• Requirement: Go through the records and show each line where the word "profile" occurs.

# Dataset entries start

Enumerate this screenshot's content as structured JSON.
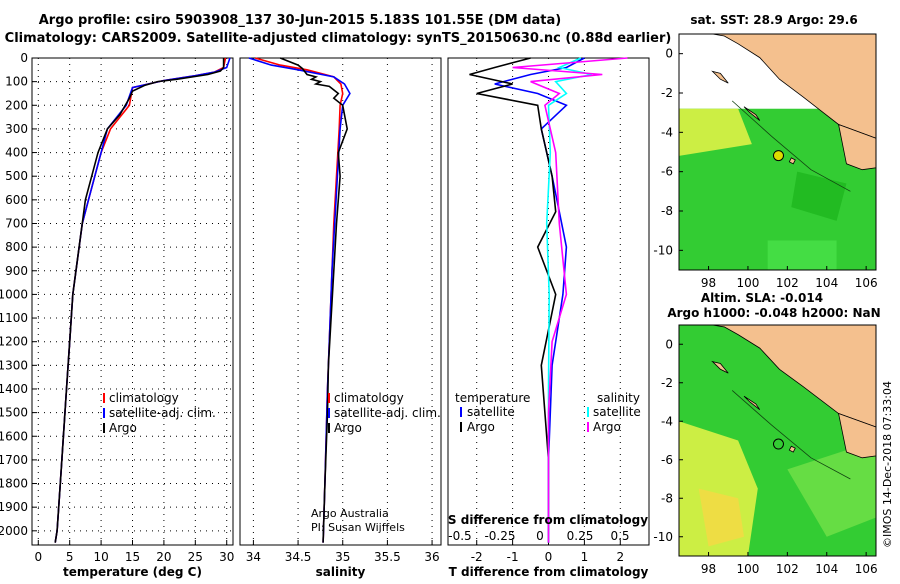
{
  "header": {
    "line1": "Argo profile: csiro 5903908_137 30-Jun-2015 5.183S 101.55E (DM data)",
    "line2": "Climatology: CARS2009. Satellite-adjusted climatology: synTS_20150630.nc (0.88d earlier)"
  },
  "credit": {
    "line1": "Argo Australia",
    "line2": "PI: Susan Wijffels",
    "watermark": "©IMOS 14-Dec-2018 07:33:04"
  },
  "colors": {
    "climatology": "#ff0000",
    "satellite": "#0000ff",
    "argo": "#000000",
    "salinity_satellite": "#00ffff",
    "salinity_argo": "#ff00ff",
    "land": "#f4c08e",
    "ocean_green": "#33cc33",
    "ocean_yellow": "#ccee44"
  },
  "chart_data": [
    {
      "type": "line",
      "name": "temperature-profile",
      "xlabel": "temperature (deg C)",
      "ylabel": "",
      "xlim": [
        -1,
        31
      ],
      "ylim": [
        2060,
        0
      ],
      "xticks": [
        0,
        5,
        10,
        15,
        20,
        25,
        30
      ],
      "yticks": [
        0,
        100,
        200,
        300,
        400,
        500,
        600,
        700,
        800,
        900,
        1000,
        1100,
        1200,
        1300,
        1400,
        1500,
        1600,
        1700,
        1800,
        1900,
        2000
      ],
      "ytick_labels": [
        "0",
        "100",
        "200",
        "300",
        "400",
        "500",
        "600",
        "700",
        "800",
        "900",
        "1000",
        "1100",
        "1200",
        "1300",
        "1400",
        "1500",
        "1600",
        "1700",
        "1800",
        "1900",
        "2000"
      ],
      "grid": true,
      "legend": {
        "position": "lower-right",
        "entries": [
          "climatology",
          "satellite-adj. clim.",
          "Argo"
        ]
      },
      "series": [
        {
          "name": "climatology",
          "color": "#ff0000",
          "x": [
            29.8,
            29.5,
            28,
            25,
            20,
            15,
            14.5,
            13,
            11.5,
            10,
            9,
            8,
            7,
            5.5,
            5,
            4.5,
            4,
            3.5,
            3,
            2.7
          ],
          "y": [
            0,
            40,
            60,
            75,
            95,
            125,
            200,
            250,
            300,
            400,
            500,
            600,
            700,
            1000,
            1200,
            1400,
            1600,
            1800,
            2000,
            2050
          ]
        },
        {
          "name": "satellite-adj. clim.",
          "color": "#0000ff",
          "x": [
            30.5,
            30,
            28,
            25,
            20,
            15,
            14,
            12.5,
            11,
            10,
            9,
            8,
            7,
            5.5,
            5,
            4.5,
            4,
            3.5,
            3,
            2.7
          ],
          "y": [
            0,
            40,
            60,
            75,
            95,
            125,
            200,
            250,
            300,
            400,
            500,
            600,
            700,
            1000,
            1200,
            1400,
            1600,
            1800,
            2000,
            2050
          ]
        },
        {
          "name": "Argo",
          "color": "#000000",
          "x": [
            29.5,
            29.5,
            29,
            27,
            22,
            19,
            17,
            15,
            14.5,
            13,
            11,
            9.5,
            8.5,
            7.5,
            5.5,
            5,
            4.5,
            4,
            3.5,
            3,
            2.7
          ],
          "y": [
            0,
            40,
            55,
            70,
            90,
            100,
            115,
            140,
            170,
            240,
            300,
            400,
            500,
            600,
            1000,
            1200,
            1400,
            1600,
            1800,
            2000,
            2050
          ]
        }
      ]
    },
    {
      "type": "line",
      "name": "salinity-profile",
      "xlabel": "salinity",
      "xlim": [
        33.85,
        36.1
      ],
      "ylim": [
        2060,
        0
      ],
      "xticks": [
        34,
        34.5,
        35,
        35.5,
        36
      ],
      "grid": true,
      "legend": {
        "position": "lower-right",
        "entries": [
          "climatology",
          "satellite-adj. clim.",
          "Argo"
        ]
      },
      "series": [
        {
          "name": "climatology",
          "color": "#ff0000",
          "x": [
            34.02,
            34.3,
            34.6,
            34.9,
            34.98,
            35.0,
            34.97,
            34.96,
            34.93,
            34.9,
            34.88,
            34.86,
            34.83,
            34.8,
            34.78
          ],
          "y": [
            0,
            30,
            50,
            80,
            110,
            150,
            200,
            300,
            500,
            700,
            900,
            1100,
            1400,
            1800,
            2050
          ]
        },
        {
          "name": "satellite-adj. clim.",
          "color": "#0000ff",
          "x": [
            33.95,
            34.2,
            34.5,
            34.9,
            35.02,
            35.08,
            35.0,
            34.97,
            34.94,
            34.91,
            34.88,
            34.86,
            34.83,
            34.8,
            34.78
          ],
          "y": [
            0,
            30,
            50,
            80,
            110,
            150,
            200,
            300,
            500,
            700,
            900,
            1100,
            1400,
            1800,
            2050
          ]
        },
        {
          "name": "Argo",
          "color": "#000000",
          "x": [
            34.3,
            34.5,
            34.55,
            34.6,
            34.7,
            34.65,
            34.75,
            34.7,
            34.85,
            34.95,
            34.9,
            35.0,
            35.05,
            34.95,
            34.97,
            34.93,
            34.9,
            34.87,
            34.84,
            34.83,
            34.8,
            34.78
          ],
          "y": [
            0,
            30,
            45,
            70,
            80,
            90,
            100,
            110,
            120,
            150,
            170,
            200,
            300,
            400,
            500,
            700,
            900,
            1100,
            1300,
            1500,
            1800,
            2050
          ]
        }
      ]
    },
    {
      "type": "line",
      "name": "difference-profile",
      "xlabel": "T difference from climatology",
      "secondary_xlabel": "S difference from climatology",
      "xlim": [
        -2.8,
        2.8
      ],
      "ylim": [
        2060,
        0
      ],
      "xticks": [
        -2,
        -1,
        0,
        1,
        2
      ],
      "secondary_xticks": [
        "-0.5",
        "-0.25",
        "0",
        "0.25",
        "0.5"
      ],
      "grid": true,
      "legend": {
        "temperature_title": "temperature",
        "salinity_title": "salinity",
        "entries": [
          "satellite",
          "Argo"
        ]
      },
      "series": [
        {
          "name": "temperature satellite",
          "color": "#0000ff",
          "x": [
            1.0,
            0.5,
            -0.5,
            -1.5,
            -0.3,
            0.5,
            -0.2,
            0.1,
            0.3,
            0.5,
            0.4,
            0.1,
            0,
            0
          ],
          "y": [
            0,
            40,
            70,
            110,
            150,
            200,
            300,
            500,
            650,
            800,
            1000,
            1300,
            1700,
            2050
          ]
        },
        {
          "name": "temperature Argo",
          "color": "#000000",
          "x": [
            -0.5,
            -1.5,
            -2.2,
            -1.0,
            -2.0,
            -0.3,
            -0.2,
            0.1,
            0.2,
            -0.3,
            0.2,
            -0.2,
            0,
            0
          ],
          "y": [
            0,
            40,
            70,
            110,
            150,
            200,
            300,
            500,
            650,
            800,
            1000,
            1300,
            1700,
            2050
          ]
        },
        {
          "name": "salinity satellite",
          "color": "#00ffff",
          "x": [
            0.9,
            0.3,
            1.2,
            0.2,
            0.5,
            0,
            0.05,
            -0.05,
            0.02,
            0,
            0,
            0
          ],
          "y": [
            0,
            40,
            70,
            100,
            150,
            200,
            400,
            700,
            1000,
            1400,
            1800,
            2050
          ]
        },
        {
          "name": "salinity Argo",
          "color": "#ff00ff",
          "x": [
            2.2,
            -1.0,
            1.5,
            -0.5,
            0.3,
            -0.1,
            0.2,
            0.3,
            0.5,
            0.1,
            0,
            0
          ],
          "y": [
            0,
            40,
            70,
            100,
            150,
            200,
            400,
            700,
            1000,
            1200,
            1500,
            2050
          ]
        }
      ]
    },
    {
      "type": "heatmap",
      "name": "sst-map",
      "title": "sat. SST: 28.9 Argo: 29.6",
      "xlim": [
        96.5,
        106.5
      ],
      "ylim": [
        -11,
        1
      ],
      "xticks": [
        98,
        100,
        102,
        104,
        106
      ],
      "yticks": [
        0,
        -2,
        -4,
        -6,
        -8,
        -10
      ],
      "marker": {
        "lon": 101.55,
        "lat": -5.183
      }
    },
    {
      "type": "heatmap",
      "name": "sla-map",
      "title_line1": "Altim. SLA: -0.014",
      "title_line2": "Argo h1000: -0.048 h2000: NaN",
      "xlim": [
        96.5,
        106.5
      ],
      "ylim": [
        -11,
        1
      ],
      "xticks": [
        98,
        100,
        102,
        104,
        106
      ],
      "yticks": [
        0,
        -2,
        -4,
        -6,
        -8,
        -10
      ],
      "marker": {
        "lon": 101.55,
        "lat": -5.183
      }
    }
  ]
}
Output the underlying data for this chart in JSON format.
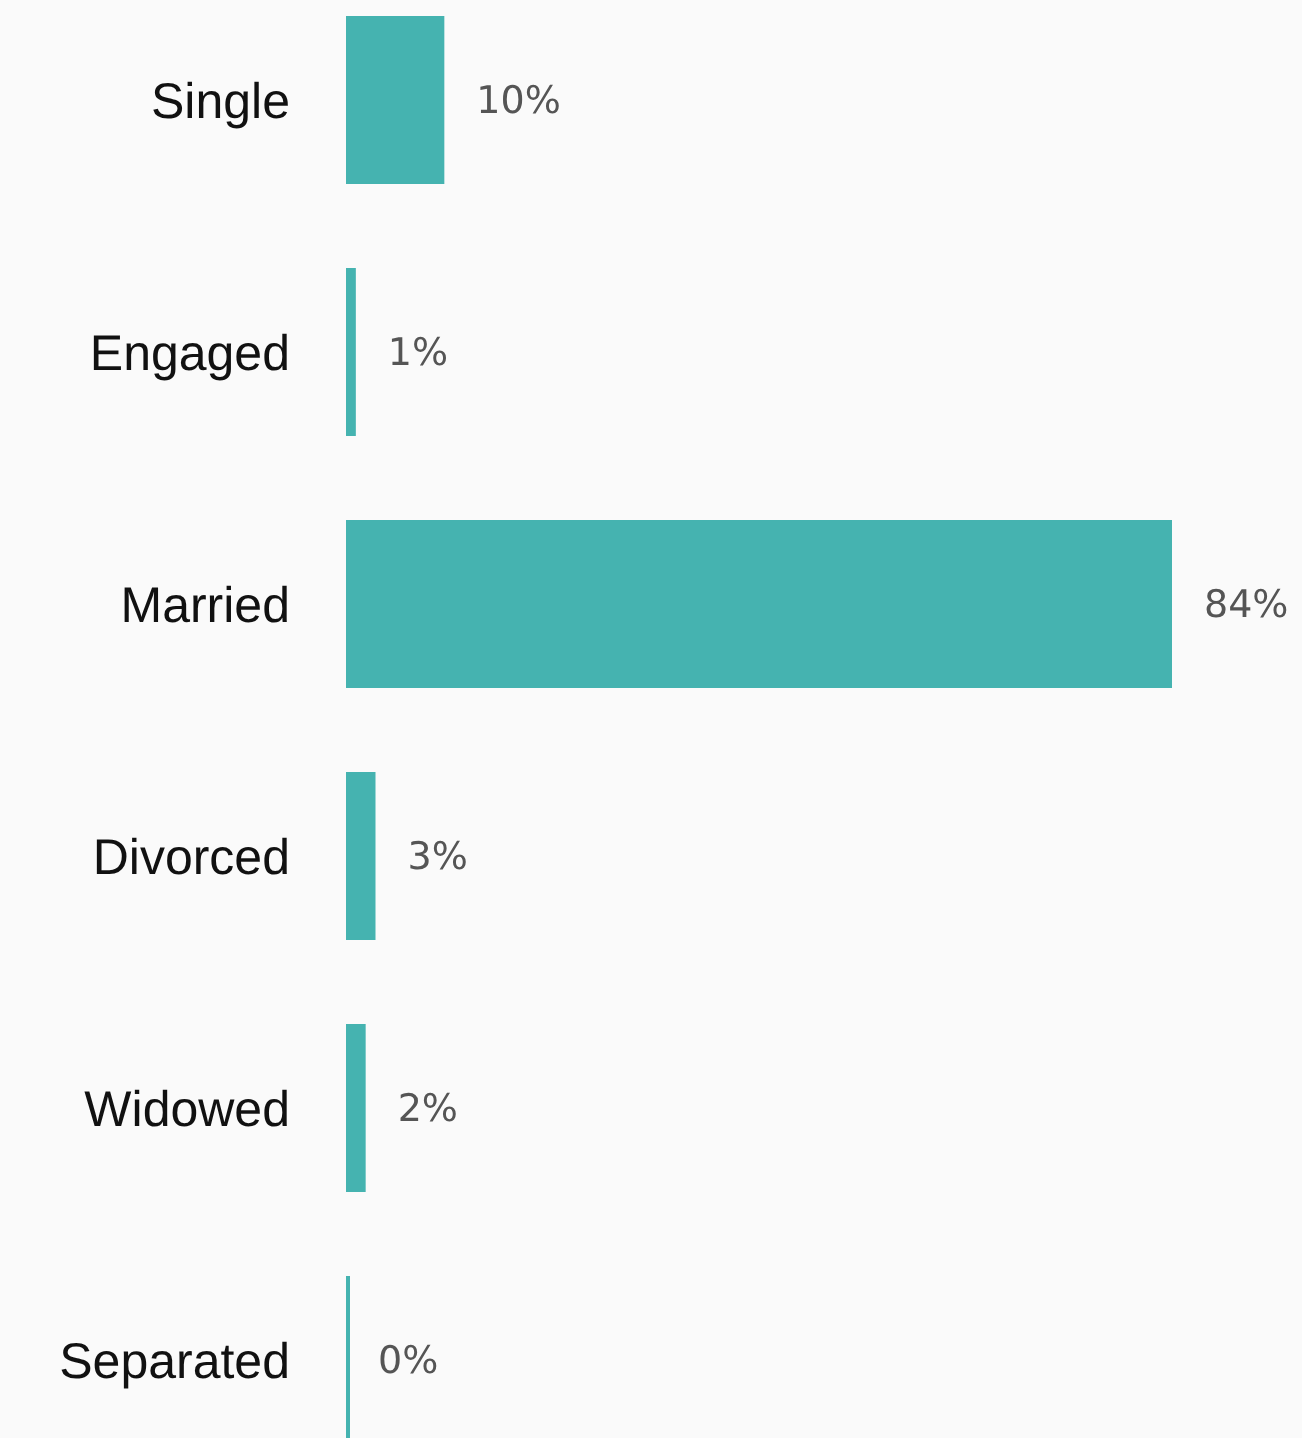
{
  "chart_data": {
    "type": "bar",
    "orientation": "horizontal",
    "categories": [
      "Single",
      "Engaged",
      "Married",
      "Divorced",
      "Widowed",
      "Separated"
    ],
    "values": [
      10,
      1,
      84,
      3,
      2,
      0
    ],
    "value_labels": [
      "10%",
      "1%",
      "84%",
      "3%",
      "2%",
      "0%"
    ],
    "color": "#45b3b0"
  }
}
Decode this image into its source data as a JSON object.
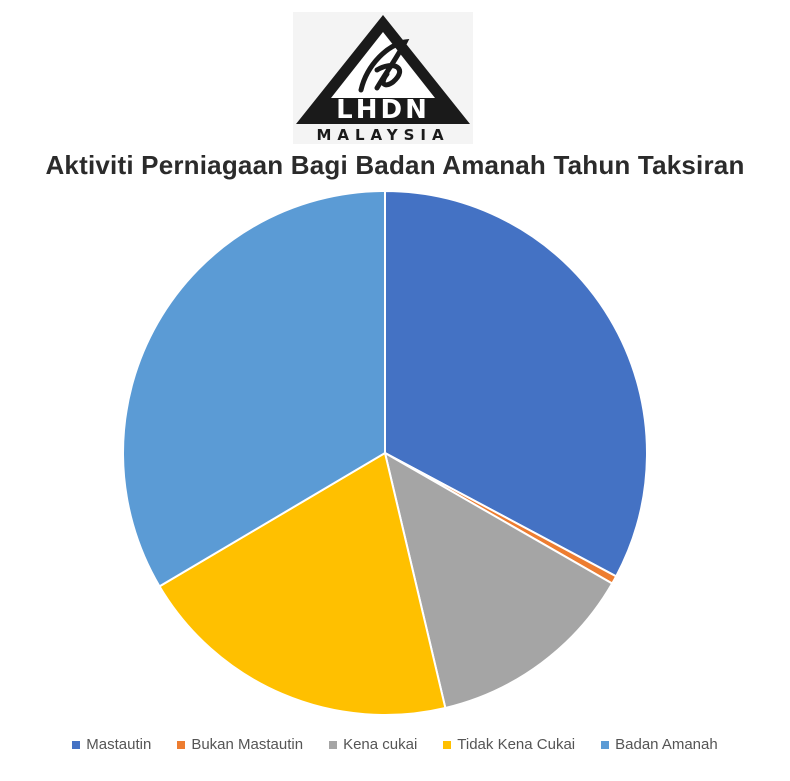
{
  "logo": {
    "text": "LHDN",
    "subtext": "MALAYSIA"
  },
  "chart_data": {
    "type": "pie",
    "title": "Aktiviti Perniagaan Bagi Badan Amanah Tahun Taksiran",
    "start_angle_deg": 0,
    "direction": "clockwise",
    "legend_position": "bottom",
    "slices": [
      {
        "name": "Mastautin",
        "value": 32.8,
        "color": "#4472C4"
      },
      {
        "name": "Bukan Mastautin",
        "value": 0.5,
        "color": "#ED7D31"
      },
      {
        "name": "Kena cukai",
        "value": 13.0,
        "color": "#A5A5A5"
      },
      {
        "name": "Tidak Kena Cukai",
        "value": 20.2,
        "color": "#FFC000"
      },
      {
        "name": "Badan Amanah",
        "value": 33.5,
        "color": "#5B9BD5"
      }
    ]
  }
}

# Dataset entries end

• Finished answer:
    "line1": "Argo profile: csiro 5903908_137 30-Jun-2015 5.183S 101.55E (DM data)",
      "name": "temperature-profile",
      "name": "salinity-profile",
      "name": "difference-profile",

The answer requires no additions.